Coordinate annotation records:
........

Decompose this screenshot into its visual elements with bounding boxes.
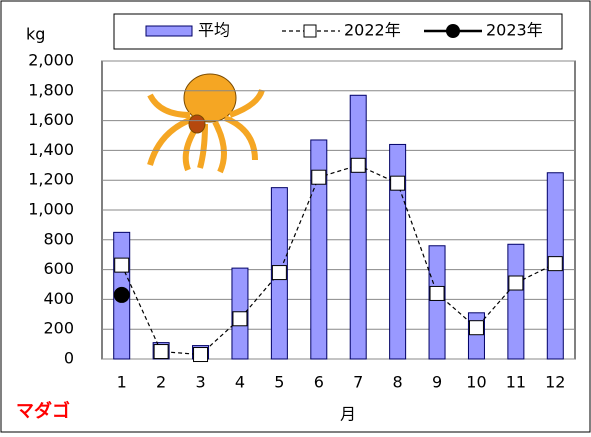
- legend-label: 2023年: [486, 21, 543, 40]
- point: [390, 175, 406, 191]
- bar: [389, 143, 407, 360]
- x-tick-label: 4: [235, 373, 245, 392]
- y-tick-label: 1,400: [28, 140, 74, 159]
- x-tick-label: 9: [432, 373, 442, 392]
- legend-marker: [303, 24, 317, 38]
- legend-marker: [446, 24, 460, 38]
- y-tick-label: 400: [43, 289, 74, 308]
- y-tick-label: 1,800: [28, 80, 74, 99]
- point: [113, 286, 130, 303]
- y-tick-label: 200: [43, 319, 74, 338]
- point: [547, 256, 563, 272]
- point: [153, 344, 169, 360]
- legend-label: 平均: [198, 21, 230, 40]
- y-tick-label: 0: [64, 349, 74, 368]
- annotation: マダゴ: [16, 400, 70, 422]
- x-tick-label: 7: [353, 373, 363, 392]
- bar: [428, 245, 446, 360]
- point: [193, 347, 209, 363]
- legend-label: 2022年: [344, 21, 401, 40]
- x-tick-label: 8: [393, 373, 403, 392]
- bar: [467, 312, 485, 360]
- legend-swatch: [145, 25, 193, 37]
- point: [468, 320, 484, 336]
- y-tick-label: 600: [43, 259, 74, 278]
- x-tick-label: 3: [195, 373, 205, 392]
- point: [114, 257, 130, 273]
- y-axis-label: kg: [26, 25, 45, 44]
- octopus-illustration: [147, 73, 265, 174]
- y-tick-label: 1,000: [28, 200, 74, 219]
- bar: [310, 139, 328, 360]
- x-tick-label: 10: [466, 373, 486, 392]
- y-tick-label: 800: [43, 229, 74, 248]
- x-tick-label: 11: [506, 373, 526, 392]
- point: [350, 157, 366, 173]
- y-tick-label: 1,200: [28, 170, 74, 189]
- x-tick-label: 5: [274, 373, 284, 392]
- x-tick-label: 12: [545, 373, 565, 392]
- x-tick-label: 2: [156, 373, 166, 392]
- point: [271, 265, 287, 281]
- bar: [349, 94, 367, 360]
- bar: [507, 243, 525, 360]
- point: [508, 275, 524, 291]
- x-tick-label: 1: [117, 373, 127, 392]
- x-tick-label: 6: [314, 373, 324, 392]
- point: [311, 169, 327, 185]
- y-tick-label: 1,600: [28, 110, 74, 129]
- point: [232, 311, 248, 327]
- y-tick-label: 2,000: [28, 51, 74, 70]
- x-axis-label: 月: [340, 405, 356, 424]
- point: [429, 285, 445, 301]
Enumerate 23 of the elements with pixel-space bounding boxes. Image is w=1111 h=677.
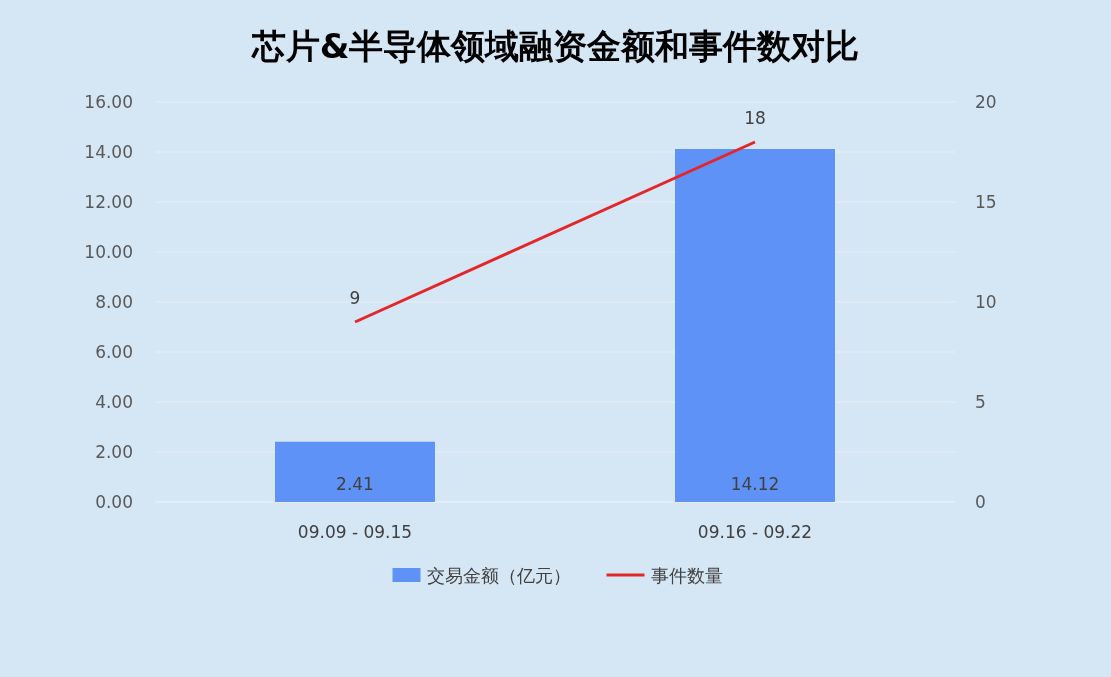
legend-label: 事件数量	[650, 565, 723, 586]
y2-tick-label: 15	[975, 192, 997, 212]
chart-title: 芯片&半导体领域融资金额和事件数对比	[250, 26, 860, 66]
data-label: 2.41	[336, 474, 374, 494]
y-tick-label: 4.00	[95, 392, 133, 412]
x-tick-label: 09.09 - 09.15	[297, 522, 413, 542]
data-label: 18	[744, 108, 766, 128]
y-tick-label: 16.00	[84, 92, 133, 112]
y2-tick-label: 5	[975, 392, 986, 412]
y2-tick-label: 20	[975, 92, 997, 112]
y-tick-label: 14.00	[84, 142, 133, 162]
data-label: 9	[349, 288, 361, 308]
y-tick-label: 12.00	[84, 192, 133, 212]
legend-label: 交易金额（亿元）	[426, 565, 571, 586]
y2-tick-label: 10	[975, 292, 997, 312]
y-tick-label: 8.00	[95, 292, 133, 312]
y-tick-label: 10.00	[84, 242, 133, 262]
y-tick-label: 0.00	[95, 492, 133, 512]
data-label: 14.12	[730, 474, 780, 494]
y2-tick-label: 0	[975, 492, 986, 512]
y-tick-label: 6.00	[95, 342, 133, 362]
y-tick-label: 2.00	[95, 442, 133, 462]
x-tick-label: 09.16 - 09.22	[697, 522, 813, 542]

........

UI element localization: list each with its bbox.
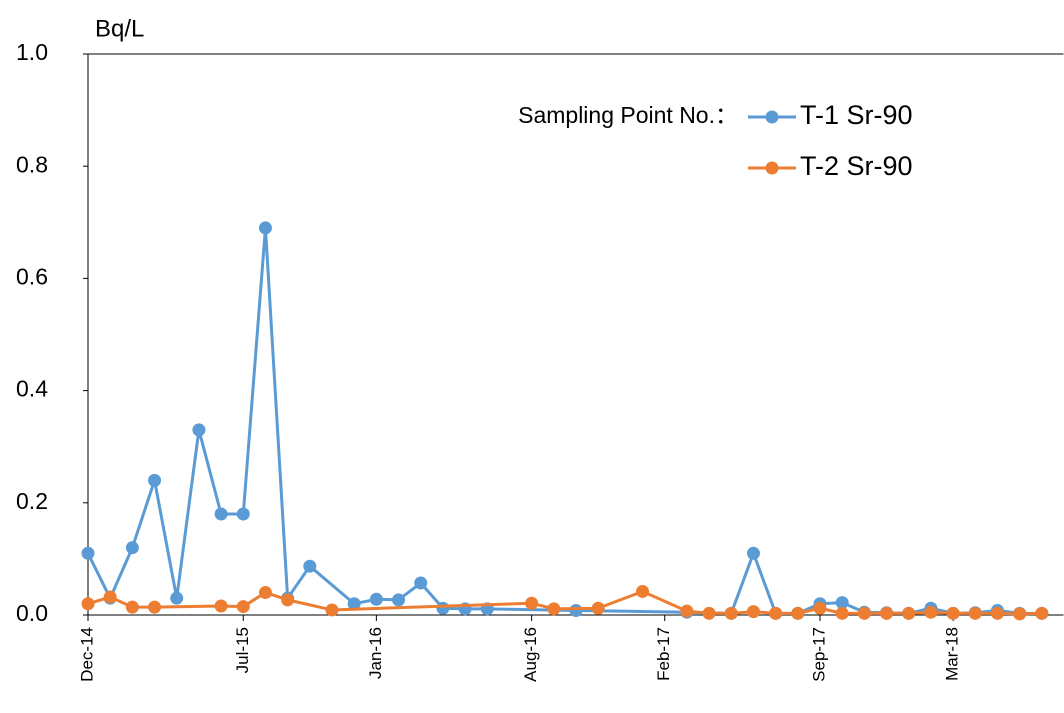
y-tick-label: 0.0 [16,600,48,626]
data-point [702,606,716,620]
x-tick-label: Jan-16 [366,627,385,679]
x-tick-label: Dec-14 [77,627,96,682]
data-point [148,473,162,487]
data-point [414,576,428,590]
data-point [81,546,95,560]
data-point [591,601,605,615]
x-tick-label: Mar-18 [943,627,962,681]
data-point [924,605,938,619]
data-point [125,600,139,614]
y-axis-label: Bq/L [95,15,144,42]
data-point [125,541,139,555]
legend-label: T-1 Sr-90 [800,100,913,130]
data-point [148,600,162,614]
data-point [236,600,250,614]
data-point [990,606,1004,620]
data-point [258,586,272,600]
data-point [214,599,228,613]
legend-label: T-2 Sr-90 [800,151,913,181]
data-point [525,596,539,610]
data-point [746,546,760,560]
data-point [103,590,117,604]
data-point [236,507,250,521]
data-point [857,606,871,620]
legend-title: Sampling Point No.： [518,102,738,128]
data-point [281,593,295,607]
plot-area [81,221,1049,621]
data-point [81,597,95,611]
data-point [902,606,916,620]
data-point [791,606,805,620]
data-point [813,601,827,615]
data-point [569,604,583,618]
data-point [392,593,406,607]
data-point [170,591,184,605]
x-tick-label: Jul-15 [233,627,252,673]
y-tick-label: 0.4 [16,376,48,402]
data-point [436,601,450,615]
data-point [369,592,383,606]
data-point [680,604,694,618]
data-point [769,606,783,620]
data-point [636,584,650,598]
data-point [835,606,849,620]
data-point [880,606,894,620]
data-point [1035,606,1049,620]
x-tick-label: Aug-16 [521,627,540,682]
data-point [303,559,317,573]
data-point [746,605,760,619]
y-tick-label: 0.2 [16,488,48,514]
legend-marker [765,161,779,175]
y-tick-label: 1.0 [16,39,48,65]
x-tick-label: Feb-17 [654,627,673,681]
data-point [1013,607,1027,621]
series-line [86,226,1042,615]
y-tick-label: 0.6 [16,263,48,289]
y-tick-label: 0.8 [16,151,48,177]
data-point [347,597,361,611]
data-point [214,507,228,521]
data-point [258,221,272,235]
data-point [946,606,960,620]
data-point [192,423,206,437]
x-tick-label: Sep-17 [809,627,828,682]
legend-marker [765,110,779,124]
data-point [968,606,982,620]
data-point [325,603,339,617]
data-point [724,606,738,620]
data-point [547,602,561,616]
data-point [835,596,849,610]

........

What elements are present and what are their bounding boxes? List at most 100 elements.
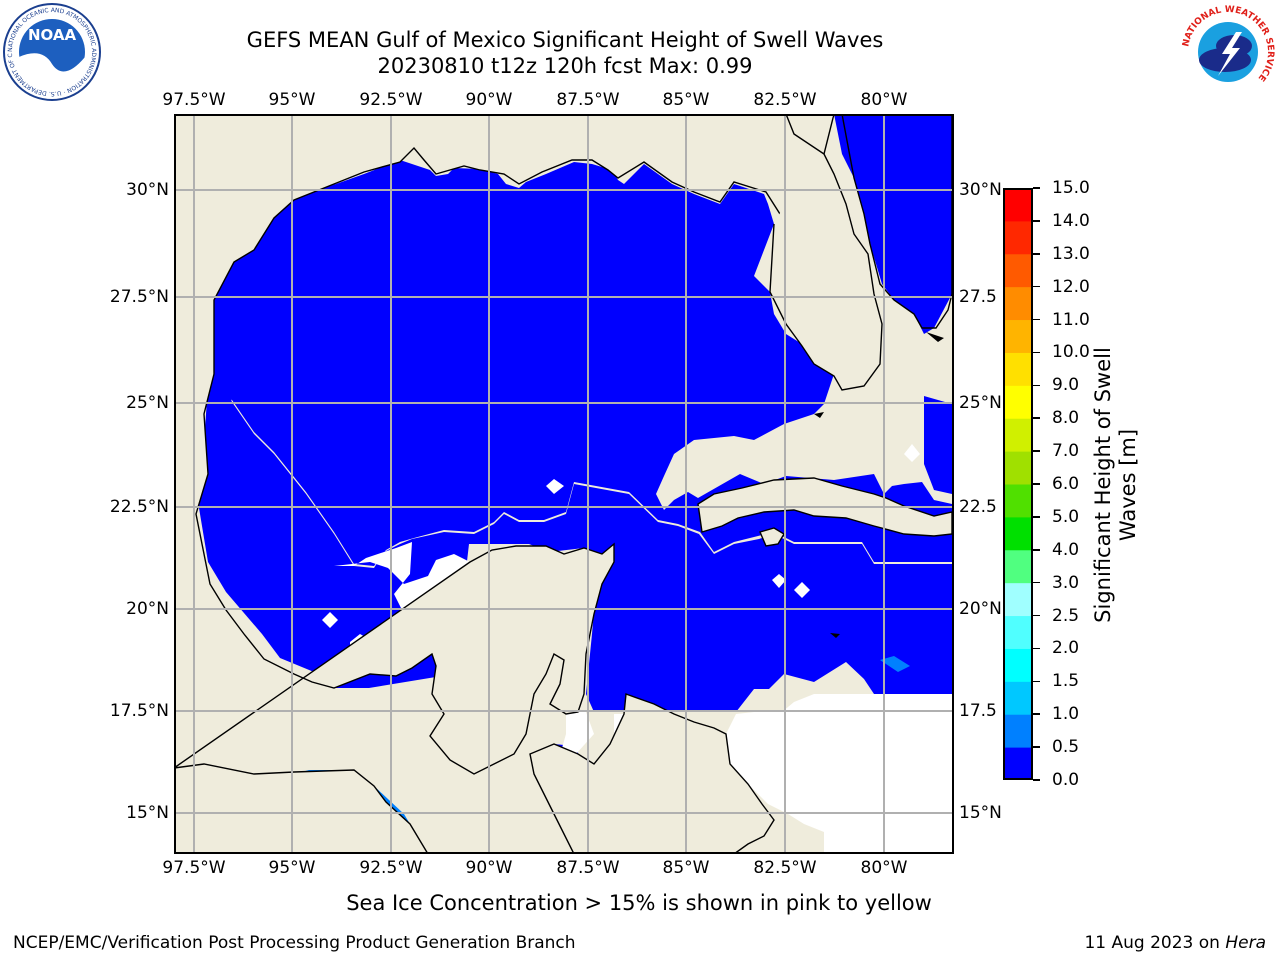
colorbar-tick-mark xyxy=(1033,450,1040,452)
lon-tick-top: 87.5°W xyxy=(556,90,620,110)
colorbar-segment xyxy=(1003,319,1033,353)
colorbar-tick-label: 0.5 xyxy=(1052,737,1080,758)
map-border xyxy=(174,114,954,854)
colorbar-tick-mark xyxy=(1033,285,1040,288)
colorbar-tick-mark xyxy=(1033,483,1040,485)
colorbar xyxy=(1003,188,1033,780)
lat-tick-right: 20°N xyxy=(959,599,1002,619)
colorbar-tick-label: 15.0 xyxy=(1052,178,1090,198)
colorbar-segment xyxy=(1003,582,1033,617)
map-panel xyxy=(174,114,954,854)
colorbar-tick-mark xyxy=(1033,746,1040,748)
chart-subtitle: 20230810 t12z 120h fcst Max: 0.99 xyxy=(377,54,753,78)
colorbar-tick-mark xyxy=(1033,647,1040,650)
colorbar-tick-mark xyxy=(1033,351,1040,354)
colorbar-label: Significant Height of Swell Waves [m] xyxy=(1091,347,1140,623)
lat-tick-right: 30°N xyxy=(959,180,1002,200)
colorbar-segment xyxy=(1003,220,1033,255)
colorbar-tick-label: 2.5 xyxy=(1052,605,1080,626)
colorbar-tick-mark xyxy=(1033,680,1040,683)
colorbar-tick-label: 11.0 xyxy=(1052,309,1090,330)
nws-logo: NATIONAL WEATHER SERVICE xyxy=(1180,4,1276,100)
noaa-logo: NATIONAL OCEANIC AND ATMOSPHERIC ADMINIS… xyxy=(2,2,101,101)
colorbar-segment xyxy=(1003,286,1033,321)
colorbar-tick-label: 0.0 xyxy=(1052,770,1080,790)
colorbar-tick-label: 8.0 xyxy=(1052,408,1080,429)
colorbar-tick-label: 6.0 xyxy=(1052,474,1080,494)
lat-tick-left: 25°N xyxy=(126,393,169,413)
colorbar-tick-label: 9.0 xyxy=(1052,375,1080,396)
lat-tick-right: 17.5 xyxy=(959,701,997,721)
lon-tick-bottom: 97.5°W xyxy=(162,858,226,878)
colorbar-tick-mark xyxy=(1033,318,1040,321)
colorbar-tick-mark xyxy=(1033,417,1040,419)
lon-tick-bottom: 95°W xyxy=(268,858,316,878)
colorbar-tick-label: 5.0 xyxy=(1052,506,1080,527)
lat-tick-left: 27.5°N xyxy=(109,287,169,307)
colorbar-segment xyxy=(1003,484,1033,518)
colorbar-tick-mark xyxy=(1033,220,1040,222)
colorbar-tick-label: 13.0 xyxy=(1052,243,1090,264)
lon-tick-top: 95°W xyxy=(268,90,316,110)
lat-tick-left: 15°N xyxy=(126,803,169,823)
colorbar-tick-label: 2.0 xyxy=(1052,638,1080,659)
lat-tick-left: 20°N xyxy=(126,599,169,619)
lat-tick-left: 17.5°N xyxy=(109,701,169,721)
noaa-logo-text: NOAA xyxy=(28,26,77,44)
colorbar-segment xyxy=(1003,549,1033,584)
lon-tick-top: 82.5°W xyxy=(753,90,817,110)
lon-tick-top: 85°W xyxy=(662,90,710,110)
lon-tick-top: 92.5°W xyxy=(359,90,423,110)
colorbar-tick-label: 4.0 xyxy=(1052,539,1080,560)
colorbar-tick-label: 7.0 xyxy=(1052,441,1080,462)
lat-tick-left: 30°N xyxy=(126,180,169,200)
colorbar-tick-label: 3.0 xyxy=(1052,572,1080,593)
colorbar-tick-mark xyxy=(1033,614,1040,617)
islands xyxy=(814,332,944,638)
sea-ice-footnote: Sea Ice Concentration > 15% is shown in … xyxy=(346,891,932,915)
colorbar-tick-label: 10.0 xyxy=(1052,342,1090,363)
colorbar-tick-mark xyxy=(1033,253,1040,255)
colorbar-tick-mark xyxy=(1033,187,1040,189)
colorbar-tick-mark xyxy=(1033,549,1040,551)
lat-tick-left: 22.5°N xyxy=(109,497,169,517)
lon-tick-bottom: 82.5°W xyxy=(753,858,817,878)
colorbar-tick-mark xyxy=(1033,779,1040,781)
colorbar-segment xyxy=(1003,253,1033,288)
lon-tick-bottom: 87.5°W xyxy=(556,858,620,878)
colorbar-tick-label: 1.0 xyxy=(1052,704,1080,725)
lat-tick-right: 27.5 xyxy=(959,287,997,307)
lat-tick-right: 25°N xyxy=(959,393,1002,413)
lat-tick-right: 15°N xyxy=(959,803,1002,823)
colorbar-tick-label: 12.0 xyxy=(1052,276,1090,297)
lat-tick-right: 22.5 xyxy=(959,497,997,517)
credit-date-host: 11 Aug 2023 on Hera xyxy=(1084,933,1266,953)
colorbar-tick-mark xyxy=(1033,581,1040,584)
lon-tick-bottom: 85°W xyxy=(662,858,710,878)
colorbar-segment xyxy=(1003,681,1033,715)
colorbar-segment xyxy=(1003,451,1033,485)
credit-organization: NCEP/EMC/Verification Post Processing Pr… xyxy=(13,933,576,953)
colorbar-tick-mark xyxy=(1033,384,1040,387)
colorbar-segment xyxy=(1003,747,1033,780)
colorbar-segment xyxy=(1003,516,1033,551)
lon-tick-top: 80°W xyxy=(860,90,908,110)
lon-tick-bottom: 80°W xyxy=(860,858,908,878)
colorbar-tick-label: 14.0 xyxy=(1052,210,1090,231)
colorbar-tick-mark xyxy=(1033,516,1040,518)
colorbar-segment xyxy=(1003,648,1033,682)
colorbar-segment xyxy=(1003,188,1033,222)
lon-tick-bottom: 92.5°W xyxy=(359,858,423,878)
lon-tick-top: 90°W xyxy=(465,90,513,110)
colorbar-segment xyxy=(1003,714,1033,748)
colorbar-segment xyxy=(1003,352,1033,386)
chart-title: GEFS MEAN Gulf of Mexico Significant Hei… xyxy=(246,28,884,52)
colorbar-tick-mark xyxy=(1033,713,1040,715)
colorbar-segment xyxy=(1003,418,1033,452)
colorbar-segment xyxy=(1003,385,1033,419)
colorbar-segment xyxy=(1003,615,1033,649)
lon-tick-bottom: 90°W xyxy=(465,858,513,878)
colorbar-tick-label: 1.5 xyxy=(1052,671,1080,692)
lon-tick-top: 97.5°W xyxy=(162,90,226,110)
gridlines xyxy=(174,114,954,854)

........

STATED TASK:
Lay out the lines of the records above, from the line with "y-tick-label: 0.0 [16,600,48,626]" to the line with "data-point [236,600,250,614]", as a JSON list of strings with one string per line and no blank lines.

EXERCISE OUTPUT:
[
  "y-tick-label: 0.0 [16,600,48,626]",
  "data-point [702,606,716,620]",
  "x-tick-label: Jan-16 [366,627,385,679]",
  "x-tick-label: Dec-14 [77,627,96,682]",
  "data-point [148,473,162,487]",
  "data-point [414,576,428,590]",
  "data-point [81,546,95,560]",
  "data-point [591,601,605,615]",
  "x-tick-label: Mar-18 [943,627,962,681]",
  "data-point [924,605,938,619]",
  "data-point [125,600,139,614]",
  "y-axis-label: Bq/L [95,15,144,42]",
  "data-point [125,541,139,555]",
  "legend-label: T-1 Sr-90 [800,100,913,130]",
  "data-point [148,600,162,614]",
  "data-point [236,600,250,614]"
]